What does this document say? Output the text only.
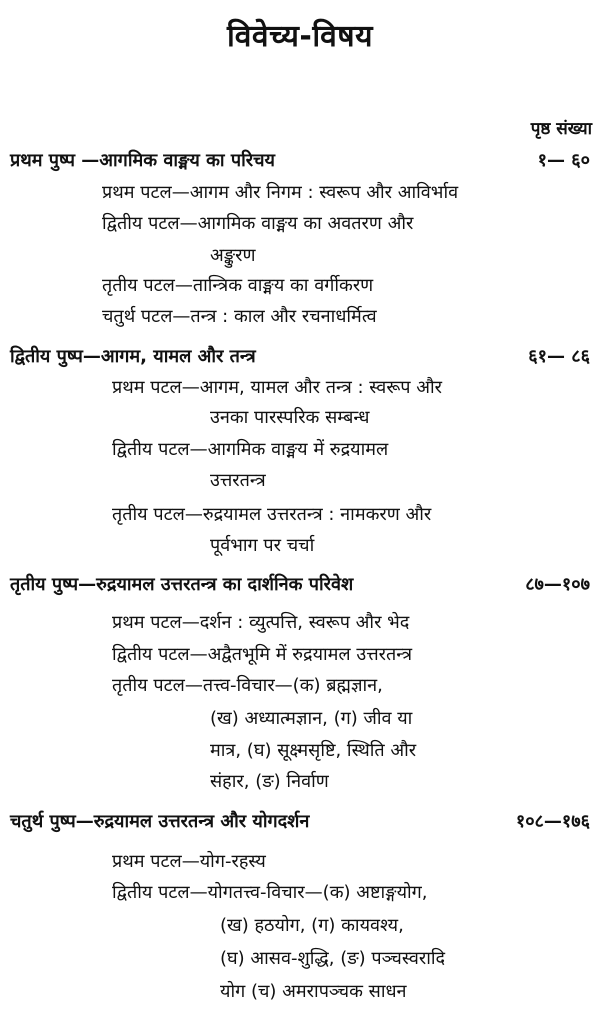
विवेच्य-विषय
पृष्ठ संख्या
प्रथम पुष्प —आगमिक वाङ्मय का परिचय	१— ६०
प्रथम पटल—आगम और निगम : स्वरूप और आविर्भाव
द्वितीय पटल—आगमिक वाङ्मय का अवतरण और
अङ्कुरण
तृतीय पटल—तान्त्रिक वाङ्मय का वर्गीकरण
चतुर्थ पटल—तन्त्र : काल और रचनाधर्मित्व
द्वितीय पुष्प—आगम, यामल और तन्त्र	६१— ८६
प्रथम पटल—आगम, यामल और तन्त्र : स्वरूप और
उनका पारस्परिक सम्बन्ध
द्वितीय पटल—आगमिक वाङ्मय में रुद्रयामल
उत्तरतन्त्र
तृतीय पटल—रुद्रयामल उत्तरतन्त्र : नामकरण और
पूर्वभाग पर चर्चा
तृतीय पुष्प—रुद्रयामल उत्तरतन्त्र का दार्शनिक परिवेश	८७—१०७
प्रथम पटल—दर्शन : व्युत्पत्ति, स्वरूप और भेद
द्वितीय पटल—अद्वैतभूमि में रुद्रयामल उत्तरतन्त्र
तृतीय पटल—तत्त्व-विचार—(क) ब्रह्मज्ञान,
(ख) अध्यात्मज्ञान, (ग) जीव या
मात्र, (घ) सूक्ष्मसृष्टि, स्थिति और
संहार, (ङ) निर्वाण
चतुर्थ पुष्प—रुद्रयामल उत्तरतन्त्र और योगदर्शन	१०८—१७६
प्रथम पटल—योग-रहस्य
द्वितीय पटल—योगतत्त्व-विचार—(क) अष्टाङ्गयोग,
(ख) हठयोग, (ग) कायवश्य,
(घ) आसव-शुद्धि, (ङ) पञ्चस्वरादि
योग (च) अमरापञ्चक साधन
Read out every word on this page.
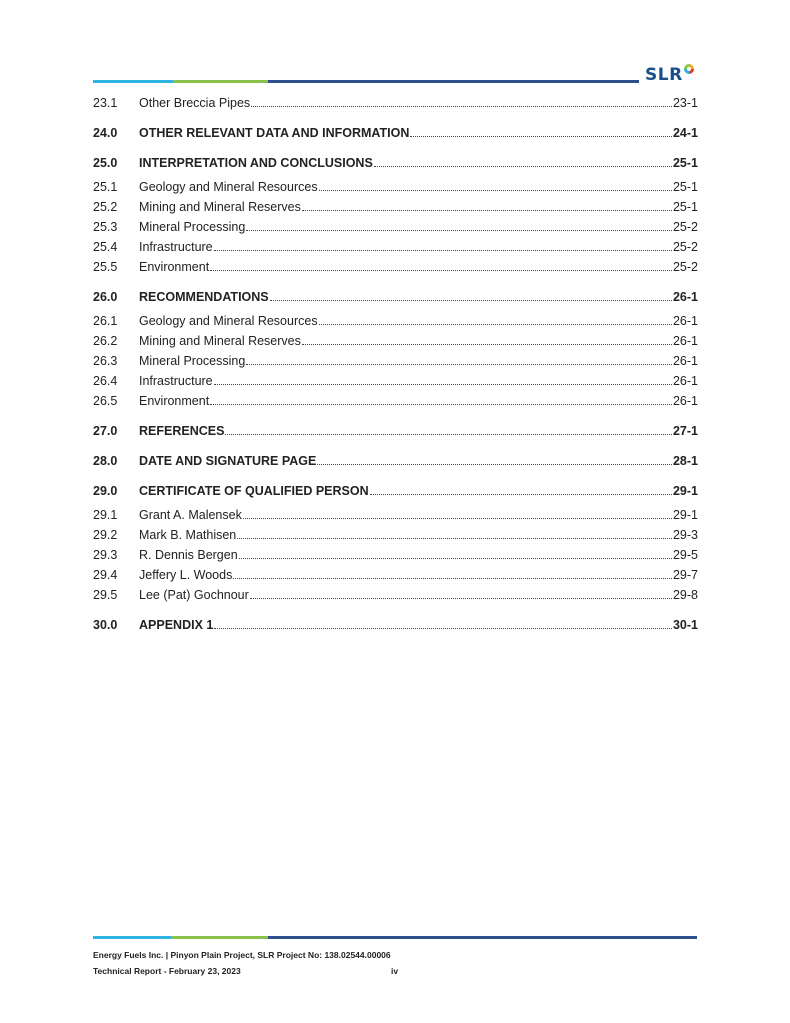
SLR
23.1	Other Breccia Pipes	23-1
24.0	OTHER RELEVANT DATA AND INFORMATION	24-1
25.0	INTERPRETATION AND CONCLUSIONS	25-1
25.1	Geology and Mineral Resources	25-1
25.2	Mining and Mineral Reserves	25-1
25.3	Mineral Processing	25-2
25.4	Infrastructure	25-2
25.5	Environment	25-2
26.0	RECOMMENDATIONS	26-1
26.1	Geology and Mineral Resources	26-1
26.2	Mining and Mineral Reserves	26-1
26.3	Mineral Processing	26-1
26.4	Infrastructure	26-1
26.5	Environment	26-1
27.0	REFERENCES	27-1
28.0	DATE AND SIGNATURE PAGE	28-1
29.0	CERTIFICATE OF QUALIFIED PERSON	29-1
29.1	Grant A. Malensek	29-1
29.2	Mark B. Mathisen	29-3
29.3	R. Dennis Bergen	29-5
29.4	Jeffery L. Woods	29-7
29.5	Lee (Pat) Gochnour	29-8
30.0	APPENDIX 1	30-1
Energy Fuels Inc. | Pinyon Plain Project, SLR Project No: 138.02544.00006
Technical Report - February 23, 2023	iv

——————————

WRITTEN INSTRUCTION:
Print, exactly and only, the lines running from the line with "Read out every word on this page." through the last line of the data, including both. Skip any picture.

TASK RESULT:
Read out every word on this page.
SLR
23.1	Other Breccia Pipes	23-1
24.0	OTHER RELEVANT DATA AND INFORMATION	24-1
25.0	INTERPRETATION AND CONCLUSIONS	25-1
25.1	Geology and Mineral Resources	25-1
25.2	Mining and Mineral Reserves	25-1
25.3	Mineral Processing	25-2
25.4	Infrastructure	25-2
25.5	Environment	25-2
26.0	RECOMMENDATIONS	26-1
26.1	Geology and Mineral Resources	26-1
26.2	Mining and Mineral Reserves	26-1
26.3	Mineral Processing	26-1
26.4	Infrastructure	26-1
26.5	Environment	26-1
27.0	REFERENCES	27-1
28.0	DATE AND SIGNATURE PAGE	28-1
29.0	CERTIFICATE OF QUALIFIED PERSON	29-1
29.1	Grant A. Malensek	29-1
29.2	Mark B. Mathisen	29-3
29.3	R. Dennis Bergen	29-5
29.4	Jeffery L. Woods	29-7
29.5	Lee (Pat) Gochnour	29-8
30.0	APPENDIX 1	30-1
Energy Fuels Inc. | Pinyon Plain Project, SLR Project No: 138.02544.00006
Technical Report - February 23, 2023	iv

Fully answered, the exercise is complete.